• _Work instructions_:
1. Name the three kinds of skills that, according to the passage on organizational alignment, thriving organizations make sure their employees have.
2. Write the next few paragraphs of the passage on organizational alignment, picking up after its final sentence.
-- START OF Passage --
As technical problems go unresolved, organizations’ goals are further impacted. Production is negatively impacted, quality slips, and workplace safety is sacrificed to play catch up. Ultimately, the customer becomes dissatisfied, budgets experience overages, and profits are lost. 

The same holds true for the social environment – the most overlooked environment.  When the social environment is misaligned, organizations experience critical breakdowns in communication.  Employees are unable to meet expectations, and negative conflict emerges. 

When both the social and technical environments are misaligned, organizations typically resort to defensive mechanisms such as finger pointing and self-protection, rather than engaging in more productive activities such as open communication, investigation, and problem solving.  

Achieving Organizational Alignment

What then is required for successful organizational alignment?  

Start with the most ignored first – the social environment.  Successful organizations have the right people in the right jobs doing the right things.  Here is how they make this happen. 

Thriving organizations ensure that their employees have the technical skills, such as supporting a network, to operate effectively within the technical environment; the social skills, such as effectively coordinating and communicating with other crew members on a change over, to operate effectively within the social environment; and the business skills, such as ensuring that their decisions are meeting customer needs to ensure they use sound judgment. 

Leaders in flourishing organizations help their employees develop new understanding, skills, and abilities and then encourage them to use the power they possess, to do what is necessary to excel in their role within the organization. 

Succeed – Don’t Just Survive

A definition of survival is to avoid dying and, as a consultant, I’ve seen too many organizations that are merely working to survive.
-- END OF Passage --
-- START OF Rows --
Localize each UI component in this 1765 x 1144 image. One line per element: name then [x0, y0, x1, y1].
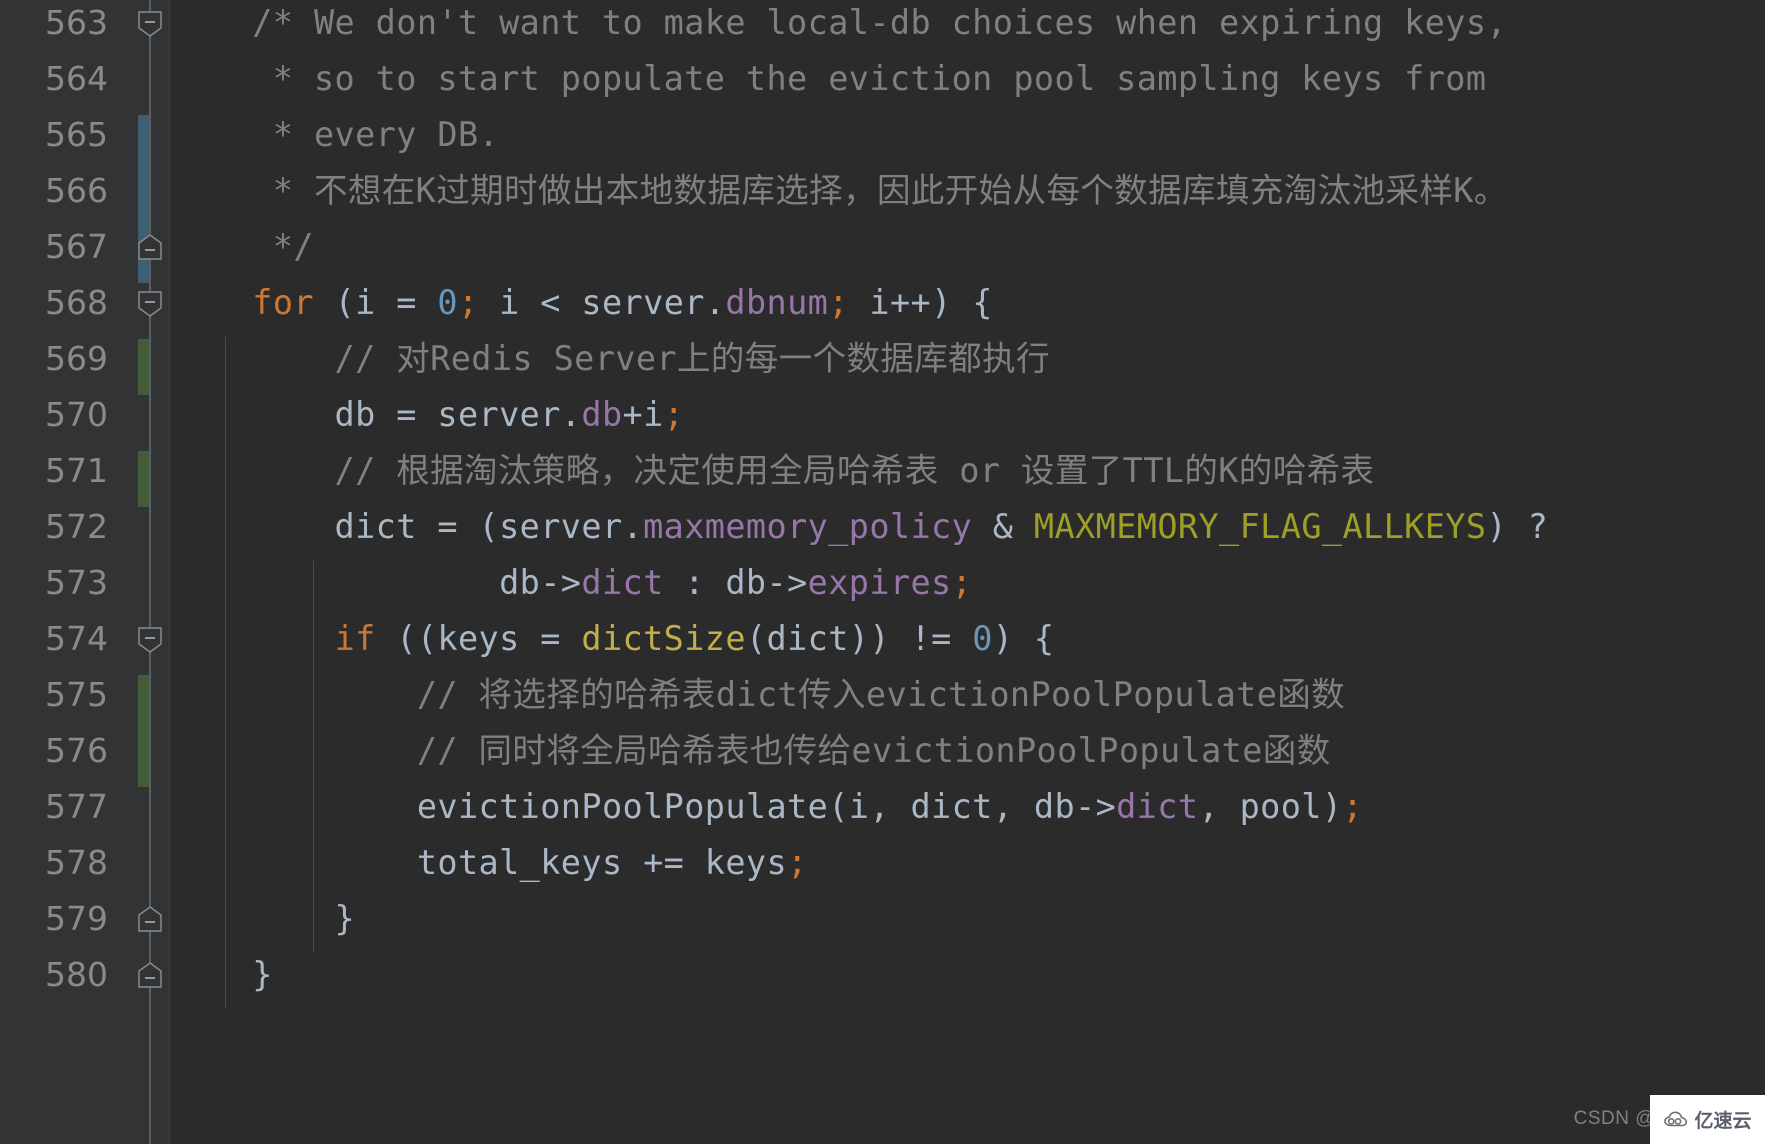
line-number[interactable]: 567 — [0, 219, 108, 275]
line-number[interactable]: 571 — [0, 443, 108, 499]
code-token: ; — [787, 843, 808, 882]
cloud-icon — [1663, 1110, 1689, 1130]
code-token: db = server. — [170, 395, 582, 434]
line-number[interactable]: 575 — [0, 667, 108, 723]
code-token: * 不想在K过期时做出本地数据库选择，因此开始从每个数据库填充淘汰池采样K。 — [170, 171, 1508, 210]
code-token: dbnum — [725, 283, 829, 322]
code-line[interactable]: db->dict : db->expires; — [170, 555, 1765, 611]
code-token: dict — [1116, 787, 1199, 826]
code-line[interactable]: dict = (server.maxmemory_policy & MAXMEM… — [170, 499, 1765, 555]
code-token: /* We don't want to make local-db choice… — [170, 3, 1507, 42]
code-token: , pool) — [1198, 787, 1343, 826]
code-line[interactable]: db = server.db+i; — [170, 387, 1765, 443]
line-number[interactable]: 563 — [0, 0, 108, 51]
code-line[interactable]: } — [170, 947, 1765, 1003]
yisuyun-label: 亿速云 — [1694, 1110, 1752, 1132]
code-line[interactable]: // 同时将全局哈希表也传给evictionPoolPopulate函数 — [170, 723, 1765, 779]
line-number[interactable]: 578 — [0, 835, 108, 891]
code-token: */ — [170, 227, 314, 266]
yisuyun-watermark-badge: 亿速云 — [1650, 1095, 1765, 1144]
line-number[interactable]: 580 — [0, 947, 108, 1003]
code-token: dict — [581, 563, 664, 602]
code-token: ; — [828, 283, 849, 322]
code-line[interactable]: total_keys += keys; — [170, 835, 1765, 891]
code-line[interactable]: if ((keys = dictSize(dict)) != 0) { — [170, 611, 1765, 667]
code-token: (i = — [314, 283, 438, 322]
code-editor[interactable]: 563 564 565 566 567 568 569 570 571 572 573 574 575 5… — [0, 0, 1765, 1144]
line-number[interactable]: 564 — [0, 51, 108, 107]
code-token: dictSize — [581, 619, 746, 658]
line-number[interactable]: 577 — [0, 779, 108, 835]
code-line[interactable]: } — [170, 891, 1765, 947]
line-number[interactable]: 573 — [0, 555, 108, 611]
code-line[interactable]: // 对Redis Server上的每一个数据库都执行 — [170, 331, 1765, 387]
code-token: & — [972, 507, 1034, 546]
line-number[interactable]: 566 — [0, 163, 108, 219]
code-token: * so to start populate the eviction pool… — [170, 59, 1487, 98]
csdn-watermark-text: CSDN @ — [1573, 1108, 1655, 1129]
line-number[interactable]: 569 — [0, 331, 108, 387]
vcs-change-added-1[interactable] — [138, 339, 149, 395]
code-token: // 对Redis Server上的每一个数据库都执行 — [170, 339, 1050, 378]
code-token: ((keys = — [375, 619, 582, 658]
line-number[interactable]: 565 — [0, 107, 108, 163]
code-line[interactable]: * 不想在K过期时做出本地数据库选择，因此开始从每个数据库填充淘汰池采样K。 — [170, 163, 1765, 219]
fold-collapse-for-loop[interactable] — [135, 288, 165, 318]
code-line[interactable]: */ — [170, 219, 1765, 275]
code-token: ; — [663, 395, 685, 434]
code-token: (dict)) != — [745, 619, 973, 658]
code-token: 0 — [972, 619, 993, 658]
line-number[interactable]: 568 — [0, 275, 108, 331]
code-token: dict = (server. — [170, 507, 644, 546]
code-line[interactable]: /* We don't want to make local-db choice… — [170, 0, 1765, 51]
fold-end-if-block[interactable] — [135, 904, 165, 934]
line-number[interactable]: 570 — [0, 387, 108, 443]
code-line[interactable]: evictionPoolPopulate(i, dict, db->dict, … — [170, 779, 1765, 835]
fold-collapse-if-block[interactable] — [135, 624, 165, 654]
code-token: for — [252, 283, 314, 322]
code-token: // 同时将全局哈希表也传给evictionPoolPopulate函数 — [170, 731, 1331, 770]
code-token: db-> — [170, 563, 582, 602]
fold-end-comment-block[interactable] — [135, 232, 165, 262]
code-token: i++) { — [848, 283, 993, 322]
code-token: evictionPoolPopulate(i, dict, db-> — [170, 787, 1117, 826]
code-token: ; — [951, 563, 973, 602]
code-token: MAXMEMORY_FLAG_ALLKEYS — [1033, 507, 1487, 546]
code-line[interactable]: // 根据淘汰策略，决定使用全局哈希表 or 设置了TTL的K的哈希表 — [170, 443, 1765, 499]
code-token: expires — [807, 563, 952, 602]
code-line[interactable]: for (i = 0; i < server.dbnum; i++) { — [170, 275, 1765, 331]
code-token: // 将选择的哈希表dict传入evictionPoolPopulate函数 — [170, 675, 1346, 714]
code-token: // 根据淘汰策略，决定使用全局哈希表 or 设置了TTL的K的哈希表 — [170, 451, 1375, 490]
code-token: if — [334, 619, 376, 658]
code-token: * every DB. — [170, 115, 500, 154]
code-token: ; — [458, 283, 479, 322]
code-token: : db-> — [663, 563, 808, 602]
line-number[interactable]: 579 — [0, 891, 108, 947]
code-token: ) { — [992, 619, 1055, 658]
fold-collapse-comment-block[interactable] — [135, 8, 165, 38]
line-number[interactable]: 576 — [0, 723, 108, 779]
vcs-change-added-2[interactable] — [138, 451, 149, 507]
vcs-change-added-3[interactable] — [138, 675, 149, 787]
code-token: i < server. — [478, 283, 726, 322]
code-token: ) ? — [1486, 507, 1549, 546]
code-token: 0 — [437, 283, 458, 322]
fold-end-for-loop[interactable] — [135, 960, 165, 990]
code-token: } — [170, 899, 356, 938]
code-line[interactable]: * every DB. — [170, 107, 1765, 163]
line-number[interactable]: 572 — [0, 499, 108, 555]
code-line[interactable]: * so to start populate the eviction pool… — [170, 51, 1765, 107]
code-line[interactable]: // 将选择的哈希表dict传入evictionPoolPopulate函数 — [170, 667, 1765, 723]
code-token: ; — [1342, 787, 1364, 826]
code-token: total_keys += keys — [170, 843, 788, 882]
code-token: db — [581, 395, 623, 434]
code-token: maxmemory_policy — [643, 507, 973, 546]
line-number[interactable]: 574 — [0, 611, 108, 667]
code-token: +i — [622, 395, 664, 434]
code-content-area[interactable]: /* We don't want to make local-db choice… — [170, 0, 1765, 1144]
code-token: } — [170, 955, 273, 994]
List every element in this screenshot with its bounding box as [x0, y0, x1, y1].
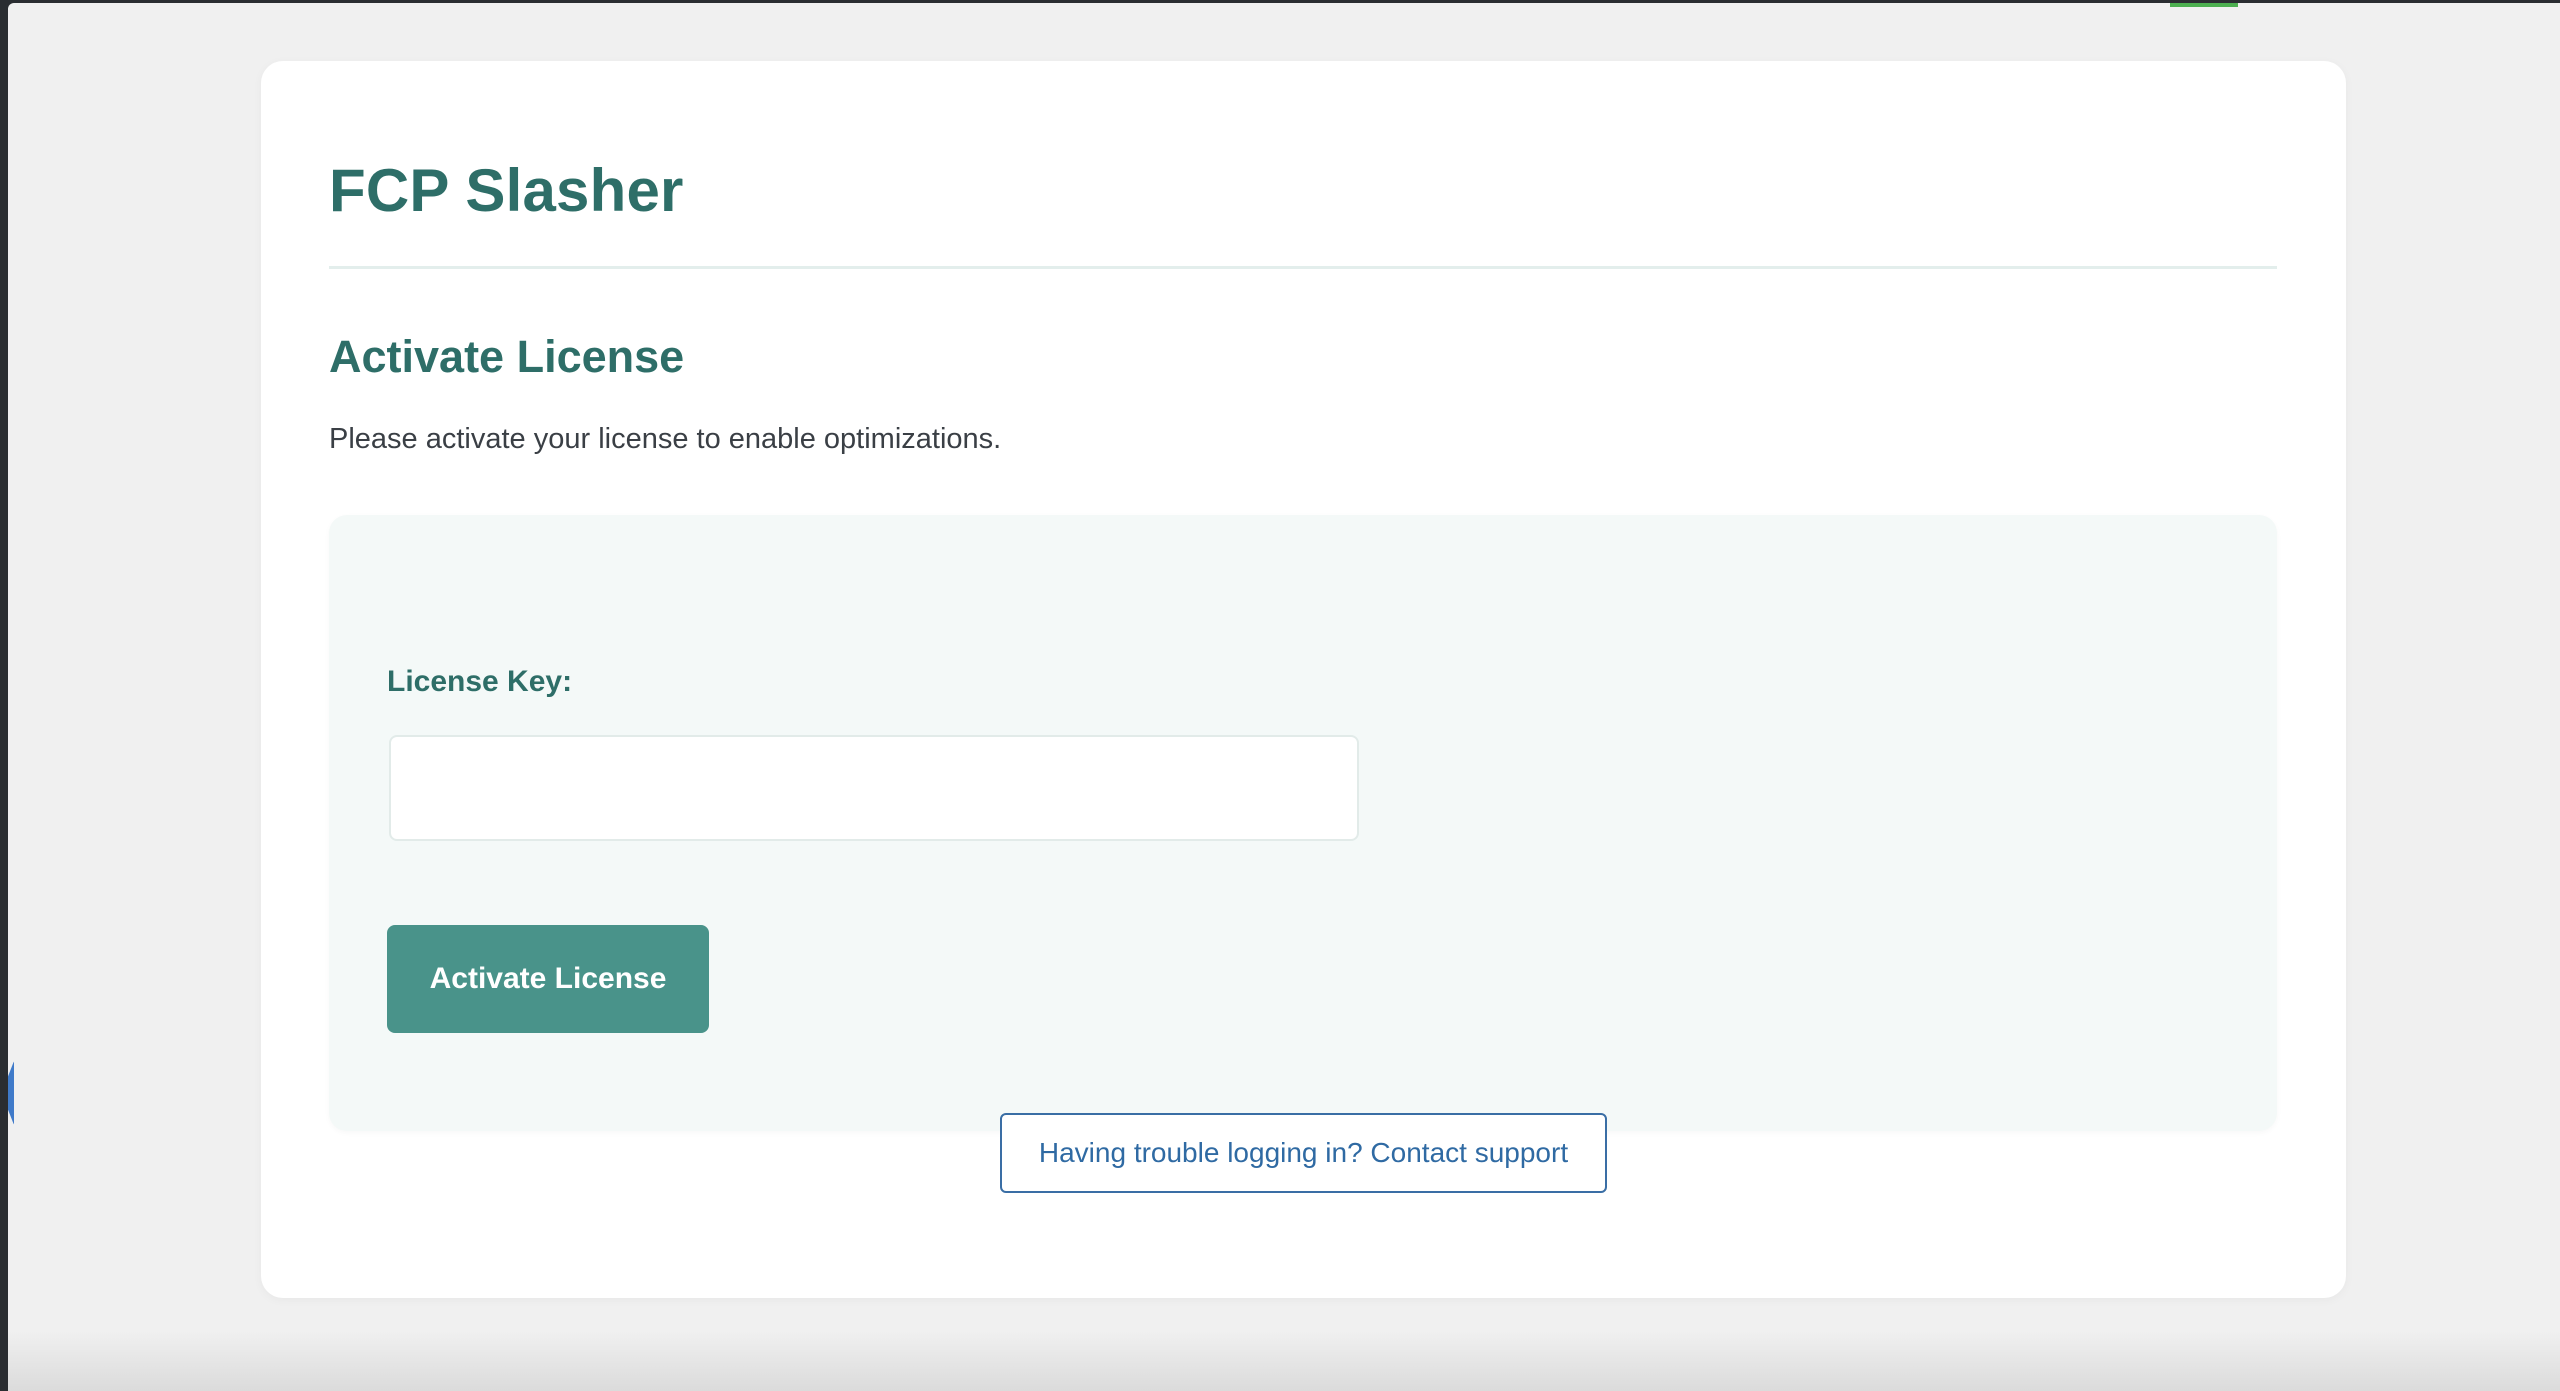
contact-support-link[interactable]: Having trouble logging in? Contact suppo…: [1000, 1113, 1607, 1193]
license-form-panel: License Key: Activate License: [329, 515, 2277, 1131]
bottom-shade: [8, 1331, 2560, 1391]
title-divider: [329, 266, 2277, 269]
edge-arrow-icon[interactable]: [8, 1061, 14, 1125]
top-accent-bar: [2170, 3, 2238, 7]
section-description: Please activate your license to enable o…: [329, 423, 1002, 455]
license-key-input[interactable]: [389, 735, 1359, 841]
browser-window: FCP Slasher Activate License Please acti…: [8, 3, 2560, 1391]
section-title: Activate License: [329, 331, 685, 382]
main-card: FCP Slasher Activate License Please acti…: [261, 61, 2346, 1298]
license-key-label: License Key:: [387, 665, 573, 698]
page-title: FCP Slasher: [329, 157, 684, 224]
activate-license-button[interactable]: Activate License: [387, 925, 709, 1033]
-- END OF Rows --
• _Results for the exercise_:
1. Technical skills, social skills, and business skills.

2.
In SCUBA diving, achieving the first priority of pure survival can be stressful. During my first solo dive I was focused on surviving the dive – trying not to die during the process. Unfortunately, due to my stress level, I went through sixty minutes of air in less than twenty minutes.  By focusing on merely surviving, I was unable to be comfortable and enjoy the underwater experience. However, once I became qualified and skilled as a diver (aligned), I began to appreciate all the unique beauty the underwater environment has to offer and I now make the most of my time in that environment. 

Organizations can also become myopically focused on survival and can forget the joys and satisfaction of achieving success. Whenever organizations miss their goals - product/service, safety, quality, customer satisfaction, or profit – they should view this as an indication that they are out of alignment and do whatever is necessary to get back into alignment. 

Working together, being aligned both technically and socially, is an organization’s only hope for a successful, thriving future. Each employee can have a significant impact upon that alignment and success by being made to feel a part of and contributing to a culture that encourages focus, change, and innovation in order to meet the organizational goals.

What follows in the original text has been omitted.